— Problem to work on —
Pick out every line in the data below that holds "Oberkirchenrat".

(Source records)
┌──

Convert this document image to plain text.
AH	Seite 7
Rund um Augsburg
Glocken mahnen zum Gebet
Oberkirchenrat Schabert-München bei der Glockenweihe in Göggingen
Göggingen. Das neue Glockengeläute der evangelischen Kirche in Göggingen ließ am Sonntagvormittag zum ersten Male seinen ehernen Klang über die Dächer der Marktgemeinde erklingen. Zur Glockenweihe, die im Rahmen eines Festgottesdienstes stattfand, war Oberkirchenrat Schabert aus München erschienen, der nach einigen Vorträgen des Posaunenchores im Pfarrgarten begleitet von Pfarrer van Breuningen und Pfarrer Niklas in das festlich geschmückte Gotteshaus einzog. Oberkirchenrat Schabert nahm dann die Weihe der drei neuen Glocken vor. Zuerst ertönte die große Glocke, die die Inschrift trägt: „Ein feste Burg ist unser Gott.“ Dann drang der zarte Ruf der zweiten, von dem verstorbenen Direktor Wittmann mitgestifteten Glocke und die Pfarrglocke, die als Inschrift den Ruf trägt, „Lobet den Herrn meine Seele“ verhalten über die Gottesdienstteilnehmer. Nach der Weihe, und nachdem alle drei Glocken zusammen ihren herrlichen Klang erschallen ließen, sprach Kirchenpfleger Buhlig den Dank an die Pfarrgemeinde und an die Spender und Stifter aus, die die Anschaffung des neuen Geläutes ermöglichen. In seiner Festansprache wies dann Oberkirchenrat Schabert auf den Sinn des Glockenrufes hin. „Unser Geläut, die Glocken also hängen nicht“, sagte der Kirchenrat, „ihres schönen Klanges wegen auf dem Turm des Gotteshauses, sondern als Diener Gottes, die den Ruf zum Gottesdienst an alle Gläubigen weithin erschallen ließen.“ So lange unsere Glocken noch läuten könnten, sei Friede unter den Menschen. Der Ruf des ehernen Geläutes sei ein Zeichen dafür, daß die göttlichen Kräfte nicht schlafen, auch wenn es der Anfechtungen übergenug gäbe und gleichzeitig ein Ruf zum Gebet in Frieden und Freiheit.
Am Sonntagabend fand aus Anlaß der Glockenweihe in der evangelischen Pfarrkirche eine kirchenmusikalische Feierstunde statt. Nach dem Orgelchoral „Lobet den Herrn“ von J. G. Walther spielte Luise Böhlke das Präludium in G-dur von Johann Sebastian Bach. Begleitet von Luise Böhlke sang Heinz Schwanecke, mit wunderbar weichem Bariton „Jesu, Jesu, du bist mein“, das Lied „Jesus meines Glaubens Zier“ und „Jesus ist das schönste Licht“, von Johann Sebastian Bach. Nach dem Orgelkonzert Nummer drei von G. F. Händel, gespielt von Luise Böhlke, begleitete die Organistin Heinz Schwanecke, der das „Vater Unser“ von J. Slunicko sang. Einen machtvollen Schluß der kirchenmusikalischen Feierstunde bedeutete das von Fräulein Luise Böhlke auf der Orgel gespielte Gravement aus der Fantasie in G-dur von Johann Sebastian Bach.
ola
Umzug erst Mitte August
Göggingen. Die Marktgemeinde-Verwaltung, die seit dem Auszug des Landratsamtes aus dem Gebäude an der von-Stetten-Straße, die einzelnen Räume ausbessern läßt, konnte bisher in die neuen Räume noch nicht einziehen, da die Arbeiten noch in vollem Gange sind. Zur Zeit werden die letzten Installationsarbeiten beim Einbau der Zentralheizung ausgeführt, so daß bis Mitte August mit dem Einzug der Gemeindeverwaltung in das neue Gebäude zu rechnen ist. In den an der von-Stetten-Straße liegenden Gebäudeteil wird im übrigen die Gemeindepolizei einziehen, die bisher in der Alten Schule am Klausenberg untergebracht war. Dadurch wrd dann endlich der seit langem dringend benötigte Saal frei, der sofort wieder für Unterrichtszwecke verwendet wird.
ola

└──

— Exercise solution —
Oberkirchenrat Schabert-München bei der Glockenweihe in Göggingen
Göggingen. Das neue Glockengeläute der evangelischen Kirche in Göggingen ließ am Sonntagvormittag zum ersten Male seinen ehernen Klang über die Dächer der Marktgemeinde erklingen. Zur Glockenweihe, die im Rahmen eines Festgottesdienstes stattfand, war Oberkirchenrat Schabert aus München erschienen, der nach einigen Vorträgen des Posaunenchores im Pfarrgarten begleitet von Pfarrer van Breuningen und Pfarrer Niklas in das festlich geschmückte Gotteshaus einzog. Oberkirchenrat Schabert nahm dann die Weihe der drei neuen Glocken vor. Zuerst ertönte die große Glocke, die die Inschrift trägt: „Ein feste Burg ist unser Gott.“ Dann drang der zarte Ruf der zweiten, von dem verstorbenen Direktor Wittmann mitgestifteten Glocke und die Pfarrglocke, die als Inschrift den Ruf trägt, „Lobet den Herrn meine Seele“ verhalten über die Gottesdienstteilnehmer. Nach der Weihe, und nachdem alle drei Glocken zusammen ihren herrlichen Klang erschallen ließen, sprach Kirchenpfleger Buhlig den Dank an die Pfarrgemeinde und an die Spender und Stifter aus, die die Anschaffung des neuen Geläutes ermöglichen. In seiner Festansprache wies dann Oberkirchenrat Schabert auf den Sinn des Glockenrufes hin. „Unser Geläut, die Glocken also hängen nicht“, sagte der Kirchenrat, „ihres schönen Klanges wegen auf dem Turm des Gotteshauses, sondern als Diener Gottes, die den Ruf zum Gottesdienst an alle Gläubigen weithin erschallen ließen.“ So lange unsere Glocken noch läuten könnten, sei Friede unter den Menschen. Der Ruf des ehernen Geläutes sei ein Zeichen dafür, daß die göttlichen Kräfte nicht schlafen, auch wenn es der Anfechtungen übergenug gäbe und gleichzeitig ein Ruf zum Gebet in Frieden und Freiheit.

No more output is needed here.